Count how many lines hold the string "title", and give only that number.

***** Record set *****

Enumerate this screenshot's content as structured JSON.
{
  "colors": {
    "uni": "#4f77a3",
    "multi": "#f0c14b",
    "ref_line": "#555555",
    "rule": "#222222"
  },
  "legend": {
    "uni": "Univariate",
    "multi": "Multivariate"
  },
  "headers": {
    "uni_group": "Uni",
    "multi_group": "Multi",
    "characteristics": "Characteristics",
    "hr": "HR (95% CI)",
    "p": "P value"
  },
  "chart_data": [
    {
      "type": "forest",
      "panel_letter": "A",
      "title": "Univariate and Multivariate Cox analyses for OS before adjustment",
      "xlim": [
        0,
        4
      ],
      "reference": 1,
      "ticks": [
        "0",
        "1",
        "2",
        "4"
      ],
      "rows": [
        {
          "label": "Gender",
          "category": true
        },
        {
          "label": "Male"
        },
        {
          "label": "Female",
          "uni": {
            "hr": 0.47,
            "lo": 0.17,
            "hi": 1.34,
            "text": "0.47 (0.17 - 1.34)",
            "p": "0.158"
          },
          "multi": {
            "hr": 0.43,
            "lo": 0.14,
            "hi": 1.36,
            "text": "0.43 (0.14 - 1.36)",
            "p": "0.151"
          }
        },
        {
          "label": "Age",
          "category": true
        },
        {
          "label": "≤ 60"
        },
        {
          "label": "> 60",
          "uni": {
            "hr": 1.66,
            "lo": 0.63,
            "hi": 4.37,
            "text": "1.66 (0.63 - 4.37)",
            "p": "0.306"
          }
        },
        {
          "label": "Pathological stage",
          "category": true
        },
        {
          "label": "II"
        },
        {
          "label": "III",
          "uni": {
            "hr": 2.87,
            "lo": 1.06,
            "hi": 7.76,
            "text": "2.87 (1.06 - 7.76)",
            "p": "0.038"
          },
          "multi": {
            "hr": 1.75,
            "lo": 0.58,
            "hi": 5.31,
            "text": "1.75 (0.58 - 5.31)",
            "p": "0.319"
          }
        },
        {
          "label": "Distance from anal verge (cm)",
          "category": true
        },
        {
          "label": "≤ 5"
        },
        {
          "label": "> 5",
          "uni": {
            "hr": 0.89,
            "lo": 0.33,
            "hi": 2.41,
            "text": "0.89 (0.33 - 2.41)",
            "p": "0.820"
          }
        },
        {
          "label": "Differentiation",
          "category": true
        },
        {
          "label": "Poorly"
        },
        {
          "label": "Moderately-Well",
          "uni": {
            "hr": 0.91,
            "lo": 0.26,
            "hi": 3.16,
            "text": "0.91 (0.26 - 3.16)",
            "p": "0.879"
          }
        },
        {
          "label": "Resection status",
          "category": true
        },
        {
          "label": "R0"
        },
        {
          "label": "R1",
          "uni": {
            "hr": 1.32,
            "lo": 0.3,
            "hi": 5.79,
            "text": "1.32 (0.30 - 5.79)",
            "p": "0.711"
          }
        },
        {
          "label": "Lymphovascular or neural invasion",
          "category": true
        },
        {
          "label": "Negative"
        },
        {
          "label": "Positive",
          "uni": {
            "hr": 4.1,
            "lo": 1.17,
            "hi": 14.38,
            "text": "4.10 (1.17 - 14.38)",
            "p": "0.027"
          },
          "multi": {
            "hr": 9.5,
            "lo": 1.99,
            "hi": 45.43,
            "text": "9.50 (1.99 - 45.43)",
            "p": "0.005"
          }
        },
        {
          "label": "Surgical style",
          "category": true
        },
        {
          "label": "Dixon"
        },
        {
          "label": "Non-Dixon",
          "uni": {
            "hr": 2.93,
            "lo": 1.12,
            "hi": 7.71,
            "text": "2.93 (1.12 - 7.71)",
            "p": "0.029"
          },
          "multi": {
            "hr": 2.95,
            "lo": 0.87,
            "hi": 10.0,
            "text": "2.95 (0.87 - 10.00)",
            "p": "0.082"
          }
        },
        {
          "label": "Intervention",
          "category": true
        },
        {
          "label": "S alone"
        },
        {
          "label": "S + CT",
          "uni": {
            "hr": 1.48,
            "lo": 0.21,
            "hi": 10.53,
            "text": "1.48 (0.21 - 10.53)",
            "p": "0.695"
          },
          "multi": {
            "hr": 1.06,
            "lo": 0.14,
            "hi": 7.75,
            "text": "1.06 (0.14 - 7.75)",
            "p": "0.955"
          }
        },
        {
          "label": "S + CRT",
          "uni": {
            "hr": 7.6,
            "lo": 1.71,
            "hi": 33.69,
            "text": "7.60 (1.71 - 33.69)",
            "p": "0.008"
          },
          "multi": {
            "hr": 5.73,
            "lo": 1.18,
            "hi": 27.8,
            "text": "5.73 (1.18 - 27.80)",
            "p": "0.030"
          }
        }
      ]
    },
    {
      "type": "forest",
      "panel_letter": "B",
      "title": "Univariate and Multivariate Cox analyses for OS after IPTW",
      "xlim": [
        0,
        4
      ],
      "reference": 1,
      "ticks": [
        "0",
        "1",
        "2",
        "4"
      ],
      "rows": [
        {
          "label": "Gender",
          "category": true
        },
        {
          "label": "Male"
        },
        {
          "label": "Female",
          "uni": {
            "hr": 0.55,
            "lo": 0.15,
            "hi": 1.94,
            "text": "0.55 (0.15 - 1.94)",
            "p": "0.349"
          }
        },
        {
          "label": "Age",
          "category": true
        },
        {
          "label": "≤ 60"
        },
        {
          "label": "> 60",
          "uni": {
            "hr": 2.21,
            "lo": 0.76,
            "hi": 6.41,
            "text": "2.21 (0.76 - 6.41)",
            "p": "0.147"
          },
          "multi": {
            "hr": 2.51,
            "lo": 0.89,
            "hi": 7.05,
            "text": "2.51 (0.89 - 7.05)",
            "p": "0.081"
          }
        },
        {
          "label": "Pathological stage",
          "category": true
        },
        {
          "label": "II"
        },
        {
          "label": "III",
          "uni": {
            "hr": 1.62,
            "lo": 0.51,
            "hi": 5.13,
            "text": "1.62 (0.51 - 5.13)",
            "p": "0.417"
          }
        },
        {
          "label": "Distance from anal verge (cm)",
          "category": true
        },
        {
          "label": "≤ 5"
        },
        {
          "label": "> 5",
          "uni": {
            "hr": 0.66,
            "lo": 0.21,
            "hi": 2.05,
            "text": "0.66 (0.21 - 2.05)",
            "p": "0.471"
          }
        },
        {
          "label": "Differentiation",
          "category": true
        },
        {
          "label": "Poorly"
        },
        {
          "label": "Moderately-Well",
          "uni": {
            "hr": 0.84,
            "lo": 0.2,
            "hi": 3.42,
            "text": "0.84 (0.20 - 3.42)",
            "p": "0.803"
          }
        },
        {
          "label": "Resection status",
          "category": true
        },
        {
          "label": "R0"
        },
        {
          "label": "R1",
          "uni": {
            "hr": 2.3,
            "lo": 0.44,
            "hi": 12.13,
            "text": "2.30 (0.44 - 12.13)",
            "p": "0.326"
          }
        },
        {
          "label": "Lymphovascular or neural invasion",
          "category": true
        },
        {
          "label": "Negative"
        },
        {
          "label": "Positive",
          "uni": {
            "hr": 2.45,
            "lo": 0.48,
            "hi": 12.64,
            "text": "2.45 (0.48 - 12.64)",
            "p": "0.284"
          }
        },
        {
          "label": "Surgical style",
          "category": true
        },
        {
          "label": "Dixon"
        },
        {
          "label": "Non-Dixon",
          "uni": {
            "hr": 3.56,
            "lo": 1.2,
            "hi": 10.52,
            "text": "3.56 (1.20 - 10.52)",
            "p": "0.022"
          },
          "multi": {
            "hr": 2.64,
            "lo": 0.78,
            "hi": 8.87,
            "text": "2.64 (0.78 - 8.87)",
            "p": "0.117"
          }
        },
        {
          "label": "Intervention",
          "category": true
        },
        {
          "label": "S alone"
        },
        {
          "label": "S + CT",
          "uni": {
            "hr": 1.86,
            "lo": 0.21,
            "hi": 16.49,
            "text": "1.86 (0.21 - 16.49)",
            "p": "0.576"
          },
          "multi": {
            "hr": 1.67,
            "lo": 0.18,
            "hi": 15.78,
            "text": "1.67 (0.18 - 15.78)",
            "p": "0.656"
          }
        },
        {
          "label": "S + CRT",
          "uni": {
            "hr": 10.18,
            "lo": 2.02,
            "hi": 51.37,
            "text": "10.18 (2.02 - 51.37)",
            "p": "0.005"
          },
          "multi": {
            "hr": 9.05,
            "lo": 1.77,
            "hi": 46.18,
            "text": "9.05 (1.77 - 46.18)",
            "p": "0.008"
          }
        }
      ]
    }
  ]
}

*****

Expected answer: 2